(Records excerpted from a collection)
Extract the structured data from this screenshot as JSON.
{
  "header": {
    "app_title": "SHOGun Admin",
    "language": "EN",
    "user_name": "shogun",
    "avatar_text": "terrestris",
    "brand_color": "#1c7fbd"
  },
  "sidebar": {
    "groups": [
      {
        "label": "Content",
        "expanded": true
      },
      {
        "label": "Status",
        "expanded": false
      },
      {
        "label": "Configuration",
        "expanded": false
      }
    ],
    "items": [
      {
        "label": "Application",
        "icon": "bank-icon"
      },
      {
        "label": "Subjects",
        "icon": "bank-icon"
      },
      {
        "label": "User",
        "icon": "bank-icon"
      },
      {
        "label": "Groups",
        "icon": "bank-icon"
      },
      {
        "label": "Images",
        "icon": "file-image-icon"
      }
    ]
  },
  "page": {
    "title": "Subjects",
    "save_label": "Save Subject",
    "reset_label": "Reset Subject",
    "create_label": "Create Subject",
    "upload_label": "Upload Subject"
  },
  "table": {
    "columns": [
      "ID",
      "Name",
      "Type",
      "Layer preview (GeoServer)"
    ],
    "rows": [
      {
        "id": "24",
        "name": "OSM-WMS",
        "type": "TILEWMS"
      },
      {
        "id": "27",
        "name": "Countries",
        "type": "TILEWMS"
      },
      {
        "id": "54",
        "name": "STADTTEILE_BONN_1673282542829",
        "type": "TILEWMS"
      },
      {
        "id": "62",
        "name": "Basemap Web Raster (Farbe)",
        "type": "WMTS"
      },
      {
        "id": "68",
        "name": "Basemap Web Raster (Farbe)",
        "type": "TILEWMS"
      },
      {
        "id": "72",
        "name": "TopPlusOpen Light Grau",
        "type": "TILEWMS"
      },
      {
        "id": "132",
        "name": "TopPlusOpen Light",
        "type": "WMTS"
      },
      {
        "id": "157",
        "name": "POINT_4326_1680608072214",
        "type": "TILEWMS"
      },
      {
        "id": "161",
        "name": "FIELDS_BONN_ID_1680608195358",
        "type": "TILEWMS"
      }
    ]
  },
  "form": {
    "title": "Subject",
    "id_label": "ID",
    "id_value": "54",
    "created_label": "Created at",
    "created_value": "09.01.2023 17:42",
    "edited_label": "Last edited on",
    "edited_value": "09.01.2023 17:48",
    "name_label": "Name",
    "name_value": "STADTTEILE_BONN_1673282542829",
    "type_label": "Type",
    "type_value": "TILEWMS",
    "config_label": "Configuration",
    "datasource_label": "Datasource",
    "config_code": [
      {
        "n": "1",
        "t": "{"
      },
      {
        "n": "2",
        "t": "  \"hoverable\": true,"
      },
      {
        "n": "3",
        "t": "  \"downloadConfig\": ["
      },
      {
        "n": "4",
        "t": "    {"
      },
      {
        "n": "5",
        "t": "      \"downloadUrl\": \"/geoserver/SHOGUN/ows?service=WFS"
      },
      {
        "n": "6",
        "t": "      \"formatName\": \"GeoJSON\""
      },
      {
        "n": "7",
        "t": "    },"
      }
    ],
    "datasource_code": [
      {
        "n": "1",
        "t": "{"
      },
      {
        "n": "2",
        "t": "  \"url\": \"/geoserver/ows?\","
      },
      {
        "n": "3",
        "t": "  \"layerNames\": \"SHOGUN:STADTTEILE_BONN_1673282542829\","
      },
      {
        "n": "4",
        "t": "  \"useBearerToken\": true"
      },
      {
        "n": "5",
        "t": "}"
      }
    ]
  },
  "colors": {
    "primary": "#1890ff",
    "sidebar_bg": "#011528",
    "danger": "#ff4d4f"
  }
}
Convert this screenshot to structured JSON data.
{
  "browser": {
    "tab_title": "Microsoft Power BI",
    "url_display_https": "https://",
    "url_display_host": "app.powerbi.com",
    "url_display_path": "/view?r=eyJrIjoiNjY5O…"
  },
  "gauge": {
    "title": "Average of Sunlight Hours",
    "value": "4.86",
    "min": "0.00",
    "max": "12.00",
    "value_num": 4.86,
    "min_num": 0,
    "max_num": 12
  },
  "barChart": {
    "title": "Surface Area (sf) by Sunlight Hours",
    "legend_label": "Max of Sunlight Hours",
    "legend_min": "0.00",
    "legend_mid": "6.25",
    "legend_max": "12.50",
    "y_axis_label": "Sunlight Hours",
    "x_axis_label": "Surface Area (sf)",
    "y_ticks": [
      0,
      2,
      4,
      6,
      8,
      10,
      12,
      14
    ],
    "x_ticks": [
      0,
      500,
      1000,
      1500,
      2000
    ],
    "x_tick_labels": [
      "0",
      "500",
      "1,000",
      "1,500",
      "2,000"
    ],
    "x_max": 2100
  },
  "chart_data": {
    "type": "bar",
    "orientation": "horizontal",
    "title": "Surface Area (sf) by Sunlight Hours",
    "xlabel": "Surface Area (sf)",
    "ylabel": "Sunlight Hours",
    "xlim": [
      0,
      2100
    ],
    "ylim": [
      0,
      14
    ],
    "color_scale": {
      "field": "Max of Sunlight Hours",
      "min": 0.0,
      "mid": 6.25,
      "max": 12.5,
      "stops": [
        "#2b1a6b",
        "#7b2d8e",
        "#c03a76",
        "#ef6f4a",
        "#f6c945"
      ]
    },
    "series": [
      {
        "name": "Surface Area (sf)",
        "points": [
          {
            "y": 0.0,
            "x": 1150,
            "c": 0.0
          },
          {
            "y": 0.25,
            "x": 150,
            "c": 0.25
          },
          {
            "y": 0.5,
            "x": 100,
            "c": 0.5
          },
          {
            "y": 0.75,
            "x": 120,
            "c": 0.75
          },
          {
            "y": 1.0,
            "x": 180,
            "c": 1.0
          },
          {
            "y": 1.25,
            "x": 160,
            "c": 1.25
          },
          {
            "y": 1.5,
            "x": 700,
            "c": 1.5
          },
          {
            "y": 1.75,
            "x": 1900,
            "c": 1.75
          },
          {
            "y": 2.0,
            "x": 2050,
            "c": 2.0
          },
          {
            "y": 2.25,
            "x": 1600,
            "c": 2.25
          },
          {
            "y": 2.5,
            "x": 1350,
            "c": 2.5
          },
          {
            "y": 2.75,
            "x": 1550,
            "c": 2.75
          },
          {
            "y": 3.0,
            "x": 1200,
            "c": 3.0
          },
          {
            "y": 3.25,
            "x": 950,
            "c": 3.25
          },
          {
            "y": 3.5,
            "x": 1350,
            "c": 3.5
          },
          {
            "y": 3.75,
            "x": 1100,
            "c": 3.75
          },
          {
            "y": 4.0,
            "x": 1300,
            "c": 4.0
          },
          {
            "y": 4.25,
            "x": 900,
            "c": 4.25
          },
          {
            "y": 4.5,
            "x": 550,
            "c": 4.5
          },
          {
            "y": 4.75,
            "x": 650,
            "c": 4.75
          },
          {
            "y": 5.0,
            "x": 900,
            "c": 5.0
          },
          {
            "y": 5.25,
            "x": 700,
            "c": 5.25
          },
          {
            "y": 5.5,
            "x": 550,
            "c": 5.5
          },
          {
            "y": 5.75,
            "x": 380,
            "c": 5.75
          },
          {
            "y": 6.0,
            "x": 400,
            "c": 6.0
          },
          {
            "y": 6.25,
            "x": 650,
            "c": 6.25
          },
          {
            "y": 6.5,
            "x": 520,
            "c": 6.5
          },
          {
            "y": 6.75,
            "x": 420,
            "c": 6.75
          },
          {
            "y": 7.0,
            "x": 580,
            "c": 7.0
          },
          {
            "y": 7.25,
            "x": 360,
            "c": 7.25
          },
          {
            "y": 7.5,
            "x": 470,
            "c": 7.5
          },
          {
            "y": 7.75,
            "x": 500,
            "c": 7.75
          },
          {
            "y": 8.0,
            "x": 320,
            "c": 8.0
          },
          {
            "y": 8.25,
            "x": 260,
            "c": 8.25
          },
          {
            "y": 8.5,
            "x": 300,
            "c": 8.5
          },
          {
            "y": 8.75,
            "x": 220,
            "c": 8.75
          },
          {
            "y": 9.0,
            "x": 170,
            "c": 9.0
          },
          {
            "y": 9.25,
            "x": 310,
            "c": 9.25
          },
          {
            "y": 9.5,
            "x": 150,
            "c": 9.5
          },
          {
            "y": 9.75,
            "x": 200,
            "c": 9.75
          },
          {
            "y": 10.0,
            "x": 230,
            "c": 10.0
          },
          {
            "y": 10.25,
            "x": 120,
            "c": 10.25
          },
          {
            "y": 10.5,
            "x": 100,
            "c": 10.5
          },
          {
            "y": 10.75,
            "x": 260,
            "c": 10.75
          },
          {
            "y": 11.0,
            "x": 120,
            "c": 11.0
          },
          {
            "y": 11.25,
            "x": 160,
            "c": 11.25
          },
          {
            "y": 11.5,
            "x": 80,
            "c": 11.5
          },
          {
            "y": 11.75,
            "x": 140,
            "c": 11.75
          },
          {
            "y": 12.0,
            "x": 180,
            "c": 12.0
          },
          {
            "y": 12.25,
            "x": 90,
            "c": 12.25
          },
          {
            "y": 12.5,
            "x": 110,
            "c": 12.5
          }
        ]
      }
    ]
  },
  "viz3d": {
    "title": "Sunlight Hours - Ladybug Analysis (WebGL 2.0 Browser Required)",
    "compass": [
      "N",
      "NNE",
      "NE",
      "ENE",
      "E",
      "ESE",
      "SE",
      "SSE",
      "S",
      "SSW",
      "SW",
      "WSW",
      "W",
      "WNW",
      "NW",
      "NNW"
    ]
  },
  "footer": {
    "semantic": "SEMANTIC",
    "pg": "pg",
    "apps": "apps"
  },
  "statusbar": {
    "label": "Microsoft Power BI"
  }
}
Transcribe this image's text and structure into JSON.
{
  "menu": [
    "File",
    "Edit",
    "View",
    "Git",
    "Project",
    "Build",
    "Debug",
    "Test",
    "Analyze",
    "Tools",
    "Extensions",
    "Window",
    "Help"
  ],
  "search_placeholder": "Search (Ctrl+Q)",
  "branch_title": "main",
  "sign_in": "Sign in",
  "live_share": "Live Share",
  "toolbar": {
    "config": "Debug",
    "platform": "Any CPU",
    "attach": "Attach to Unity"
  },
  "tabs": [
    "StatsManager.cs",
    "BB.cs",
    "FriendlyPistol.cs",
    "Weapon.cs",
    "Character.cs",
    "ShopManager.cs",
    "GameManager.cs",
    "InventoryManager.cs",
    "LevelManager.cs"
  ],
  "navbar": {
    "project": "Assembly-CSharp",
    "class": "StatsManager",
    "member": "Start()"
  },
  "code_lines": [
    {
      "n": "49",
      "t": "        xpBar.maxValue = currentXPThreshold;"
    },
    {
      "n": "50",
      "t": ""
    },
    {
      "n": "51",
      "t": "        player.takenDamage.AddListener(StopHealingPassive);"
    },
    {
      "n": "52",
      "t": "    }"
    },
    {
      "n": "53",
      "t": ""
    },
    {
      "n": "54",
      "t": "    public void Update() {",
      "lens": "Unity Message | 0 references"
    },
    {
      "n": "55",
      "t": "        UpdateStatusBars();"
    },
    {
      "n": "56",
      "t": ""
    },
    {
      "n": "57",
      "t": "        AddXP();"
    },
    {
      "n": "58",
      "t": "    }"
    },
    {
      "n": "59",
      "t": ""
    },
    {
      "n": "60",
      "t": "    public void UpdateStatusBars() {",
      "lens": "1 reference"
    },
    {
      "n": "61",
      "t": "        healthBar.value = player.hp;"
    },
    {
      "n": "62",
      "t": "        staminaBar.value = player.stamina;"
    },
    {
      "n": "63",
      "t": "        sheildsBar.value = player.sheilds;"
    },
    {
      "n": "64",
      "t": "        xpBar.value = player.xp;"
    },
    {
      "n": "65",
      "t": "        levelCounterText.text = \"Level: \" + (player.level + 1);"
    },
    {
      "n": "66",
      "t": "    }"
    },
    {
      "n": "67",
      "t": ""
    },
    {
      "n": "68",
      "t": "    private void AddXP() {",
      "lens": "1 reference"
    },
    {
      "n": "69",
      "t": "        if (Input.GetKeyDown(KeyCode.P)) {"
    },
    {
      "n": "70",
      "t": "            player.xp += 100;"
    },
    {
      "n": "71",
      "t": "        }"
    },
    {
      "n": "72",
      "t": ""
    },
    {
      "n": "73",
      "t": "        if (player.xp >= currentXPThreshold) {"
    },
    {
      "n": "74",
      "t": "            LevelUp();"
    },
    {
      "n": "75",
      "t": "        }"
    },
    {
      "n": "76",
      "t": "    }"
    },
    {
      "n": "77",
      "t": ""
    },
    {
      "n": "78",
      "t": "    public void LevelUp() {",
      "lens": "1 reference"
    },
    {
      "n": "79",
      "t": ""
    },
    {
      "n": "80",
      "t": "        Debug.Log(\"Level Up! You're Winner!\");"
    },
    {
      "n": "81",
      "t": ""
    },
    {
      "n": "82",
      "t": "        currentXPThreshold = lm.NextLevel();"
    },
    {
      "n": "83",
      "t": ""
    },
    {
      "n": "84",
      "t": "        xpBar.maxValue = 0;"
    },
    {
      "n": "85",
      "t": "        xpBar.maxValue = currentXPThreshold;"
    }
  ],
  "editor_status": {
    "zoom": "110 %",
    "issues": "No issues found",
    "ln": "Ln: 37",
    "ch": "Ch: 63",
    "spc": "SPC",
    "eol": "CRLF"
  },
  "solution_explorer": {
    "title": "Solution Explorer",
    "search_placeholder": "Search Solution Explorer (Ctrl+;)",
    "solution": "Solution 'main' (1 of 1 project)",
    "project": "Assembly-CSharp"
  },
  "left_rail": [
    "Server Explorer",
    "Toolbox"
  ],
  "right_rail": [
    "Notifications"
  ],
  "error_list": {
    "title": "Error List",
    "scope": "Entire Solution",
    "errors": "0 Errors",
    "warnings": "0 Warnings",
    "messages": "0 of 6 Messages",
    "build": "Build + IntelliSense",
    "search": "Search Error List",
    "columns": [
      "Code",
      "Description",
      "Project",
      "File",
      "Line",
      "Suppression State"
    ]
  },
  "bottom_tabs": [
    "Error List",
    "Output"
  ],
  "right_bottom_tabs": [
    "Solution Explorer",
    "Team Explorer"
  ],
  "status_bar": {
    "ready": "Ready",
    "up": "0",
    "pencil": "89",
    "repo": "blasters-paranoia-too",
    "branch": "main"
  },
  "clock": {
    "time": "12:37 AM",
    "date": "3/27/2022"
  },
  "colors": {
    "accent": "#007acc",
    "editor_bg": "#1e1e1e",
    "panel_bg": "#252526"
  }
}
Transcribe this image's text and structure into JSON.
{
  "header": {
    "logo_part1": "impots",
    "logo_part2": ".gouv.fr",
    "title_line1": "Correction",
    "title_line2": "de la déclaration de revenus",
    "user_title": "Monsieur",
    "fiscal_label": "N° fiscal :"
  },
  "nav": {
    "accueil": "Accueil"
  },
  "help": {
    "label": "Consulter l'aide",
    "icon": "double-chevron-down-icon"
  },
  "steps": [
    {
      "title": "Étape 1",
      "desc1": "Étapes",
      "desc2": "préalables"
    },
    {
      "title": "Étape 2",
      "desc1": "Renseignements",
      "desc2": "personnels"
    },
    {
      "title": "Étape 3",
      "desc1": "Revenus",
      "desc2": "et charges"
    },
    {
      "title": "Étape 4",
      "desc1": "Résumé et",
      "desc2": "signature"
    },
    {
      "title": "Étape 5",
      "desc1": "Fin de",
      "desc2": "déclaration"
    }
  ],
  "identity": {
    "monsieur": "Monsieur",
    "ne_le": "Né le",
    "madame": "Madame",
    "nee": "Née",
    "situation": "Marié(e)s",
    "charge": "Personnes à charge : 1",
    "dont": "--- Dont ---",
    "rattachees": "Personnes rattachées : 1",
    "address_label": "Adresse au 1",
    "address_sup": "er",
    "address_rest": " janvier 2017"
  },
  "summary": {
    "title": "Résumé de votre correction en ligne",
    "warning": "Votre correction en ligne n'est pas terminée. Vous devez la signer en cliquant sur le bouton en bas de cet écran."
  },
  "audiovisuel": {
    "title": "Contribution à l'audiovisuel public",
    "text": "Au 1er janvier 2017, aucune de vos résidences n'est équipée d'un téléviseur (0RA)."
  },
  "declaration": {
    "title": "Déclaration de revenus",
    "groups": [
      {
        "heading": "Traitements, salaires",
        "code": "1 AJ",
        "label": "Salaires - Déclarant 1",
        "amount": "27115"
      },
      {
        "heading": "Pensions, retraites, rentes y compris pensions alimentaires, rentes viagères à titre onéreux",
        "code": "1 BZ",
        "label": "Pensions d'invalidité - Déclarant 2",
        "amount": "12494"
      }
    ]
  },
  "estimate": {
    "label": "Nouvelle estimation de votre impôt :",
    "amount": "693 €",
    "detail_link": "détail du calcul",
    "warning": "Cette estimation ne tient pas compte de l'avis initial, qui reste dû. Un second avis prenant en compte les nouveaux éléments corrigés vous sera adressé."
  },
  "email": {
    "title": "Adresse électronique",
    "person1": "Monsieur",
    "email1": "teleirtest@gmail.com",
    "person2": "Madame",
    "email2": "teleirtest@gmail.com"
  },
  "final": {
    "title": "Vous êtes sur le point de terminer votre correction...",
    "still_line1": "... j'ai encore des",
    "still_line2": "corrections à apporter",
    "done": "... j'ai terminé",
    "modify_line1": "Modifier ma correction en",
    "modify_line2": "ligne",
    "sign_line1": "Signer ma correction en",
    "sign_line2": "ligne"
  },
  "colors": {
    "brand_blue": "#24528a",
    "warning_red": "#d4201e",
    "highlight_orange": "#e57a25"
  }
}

### Problem to work on
Search the data above for the string "Assembly" and return every line that has it.

### Written response
    "project": "Assembly-CSharp",
    "project": "Assembly-CSharp"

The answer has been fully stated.